*Aim*
Write the material out again exactly.

*Records for this exercise*
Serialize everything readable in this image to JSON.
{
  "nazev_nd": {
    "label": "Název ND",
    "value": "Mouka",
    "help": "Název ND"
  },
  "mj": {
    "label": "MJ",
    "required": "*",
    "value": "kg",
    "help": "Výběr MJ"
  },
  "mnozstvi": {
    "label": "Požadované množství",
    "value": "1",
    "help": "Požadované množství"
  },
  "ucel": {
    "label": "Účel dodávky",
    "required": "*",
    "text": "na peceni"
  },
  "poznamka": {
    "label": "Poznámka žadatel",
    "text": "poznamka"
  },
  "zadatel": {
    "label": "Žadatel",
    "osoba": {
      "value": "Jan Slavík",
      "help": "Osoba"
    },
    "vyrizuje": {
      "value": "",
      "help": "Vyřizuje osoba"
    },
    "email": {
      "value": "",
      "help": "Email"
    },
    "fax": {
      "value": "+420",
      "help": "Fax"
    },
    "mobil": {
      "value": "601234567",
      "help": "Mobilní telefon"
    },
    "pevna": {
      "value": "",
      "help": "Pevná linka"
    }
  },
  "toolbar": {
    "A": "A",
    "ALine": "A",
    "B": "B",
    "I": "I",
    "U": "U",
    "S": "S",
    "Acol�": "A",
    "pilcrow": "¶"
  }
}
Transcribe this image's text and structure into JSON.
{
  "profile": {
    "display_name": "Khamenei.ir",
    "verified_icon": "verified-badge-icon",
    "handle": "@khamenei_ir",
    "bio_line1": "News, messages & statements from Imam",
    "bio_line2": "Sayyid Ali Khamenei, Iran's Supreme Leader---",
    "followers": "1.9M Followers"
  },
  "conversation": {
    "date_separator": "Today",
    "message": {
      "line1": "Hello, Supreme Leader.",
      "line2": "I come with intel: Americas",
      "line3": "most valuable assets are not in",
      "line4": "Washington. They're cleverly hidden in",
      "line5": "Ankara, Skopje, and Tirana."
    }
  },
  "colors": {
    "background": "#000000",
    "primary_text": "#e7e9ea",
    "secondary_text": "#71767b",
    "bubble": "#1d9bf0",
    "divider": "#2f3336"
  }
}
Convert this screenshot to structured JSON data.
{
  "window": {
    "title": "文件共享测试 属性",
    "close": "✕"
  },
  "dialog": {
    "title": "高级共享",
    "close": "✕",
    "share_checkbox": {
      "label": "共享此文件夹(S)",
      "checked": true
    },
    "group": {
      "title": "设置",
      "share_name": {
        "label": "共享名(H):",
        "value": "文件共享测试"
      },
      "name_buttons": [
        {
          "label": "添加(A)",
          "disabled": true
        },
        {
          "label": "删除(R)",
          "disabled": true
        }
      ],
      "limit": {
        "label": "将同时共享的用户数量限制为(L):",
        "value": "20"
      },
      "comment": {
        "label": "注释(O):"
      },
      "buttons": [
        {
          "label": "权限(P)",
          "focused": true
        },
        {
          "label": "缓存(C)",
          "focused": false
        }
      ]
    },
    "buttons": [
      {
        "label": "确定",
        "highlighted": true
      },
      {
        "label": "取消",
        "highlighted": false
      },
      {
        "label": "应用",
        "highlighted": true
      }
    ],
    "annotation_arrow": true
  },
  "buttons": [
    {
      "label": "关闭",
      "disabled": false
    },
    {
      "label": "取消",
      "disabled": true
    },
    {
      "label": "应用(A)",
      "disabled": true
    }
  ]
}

*Result*
Serialize everything readable in this image to JSON.
{
  "nazev_nd": {
    "label": "Název ND",
    "value": "Mouka",
    "help": "Název ND"
  },
  "mj": {
    "label": "MJ",
    "required": "*",
    "value": "kg",
    "help": "Výběr MJ"
  },
  "mnozstvi": {
    "label": "Požadované množství",
    "value": "1",
    "help": "Požadované množství"
  },
  "ucel": {
    "label": "Účel dodávky",
    "required": "*",
    "text": "na peceni"
  },
  "poznamka": {
    "label": "Poznámka žadatel",
    "text": "poznamka"
  },
  "zadatel": {
    "label": "Žadatel",
    "osoba": {
      "value": "Jan Slavík",
      "help": "Osoba"
    },
    "vyrizuje": {
      "value": "",
      "help": "Vyřizuje osoba"
    },
    "email": {
      "value": "",
      "help": "Email"
    },
    "fax": {
      "value": "+420",
      "help": "Fax"
    },
    "mobil": {
      "value": "601234567",
      "help": "Mobilní telefon"
    },
    "pevna": {
      "value": "",
      "help": "Pevná linka"
    }
  },
  "toolbar": {
    "A": "A",
    "ALine": "A",
    "B": "B",
    "I": "I",
    "U": "U",
    "S": "S",
    "Acol�": "A",
    "pilcrow": "¶"
  }
}
Transcribe this image's text and structure into JSON.
{
  "profile": {
    "display_name": "Khamenei.ir",
    "verified_icon": "verified-badge-icon",
    "handle": "@khamenei_ir",
    "bio_line1": "News, messages & statements from Imam",
    "bio_line2": "Sayyid Ali Khamenei, Iran's Supreme Leader---",
    "followers": "1.9M Followers"
  },
  "conversation": {
    "date_separator": "Today",
    "message": {
      "line1": "Hello, Supreme Leader.",
      "line2": "I come with intel: Americas",
      "line3": "most valuable assets are not in",
      "line4": "Washington. They're cleverly hidden in",
      "line5": "Ankara, Skopje, and Tirana."
    }
  },
  "colors": {
    "background": "#000000",
    "primary_text": "#e7e9ea",
    "secondary_text": "#71767b",
    "bubble": "#1d9bf0",
    "divider": "#2f3336"
  }
}
Convert this screenshot to structured JSON data.
{
  "window": {
    "title": "文件共享测试 属性",
    "close": "✕"
  },
  "dialog": {
    "title": "高级共享",
    "close": "✕",
    "share_checkbox": {
      "label": "共享此文件夹(S)",
      "checked": true
    },
    "group": {
      "title": "设置",
      "share_name": {
        "label": "共享名(H):",
        "value": "文件共享测试"
      },
      "name_buttons": [
        {
          "label": "添加(A)",
          "disabled": true
        },
        {
          "label": "删除(R)",
          "disabled": true
        }
      ],
      "limit": {
        "label": "将同时共享的用户数量限制为(L):",
        "value": "20"
      },
      "comment": {
        "label": "注释(O):"
      },
      "buttons": [
        {
          "label": "权限(P)",
          "focused": true
        },
        {
          "label": "缓存(C)",
          "focused": false
        }
      ]
    },
    "buttons": [
      {
        "label": "确定",
        "highlighted": true
      },
      {
        "label": "取消",
        "highlighted": false
      },
      {
        "label": "应用",
        "highlighted": true
      }
    ],
    "annotation_arrow": true
  },
  "buttons": [
    {
      "label": "关闭",
      "disabled": false
    },
    {
      "label": "取消",
      "disabled": true
    },
    {
      "label": "应用(A)",
      "disabled": true
    }
  ]
}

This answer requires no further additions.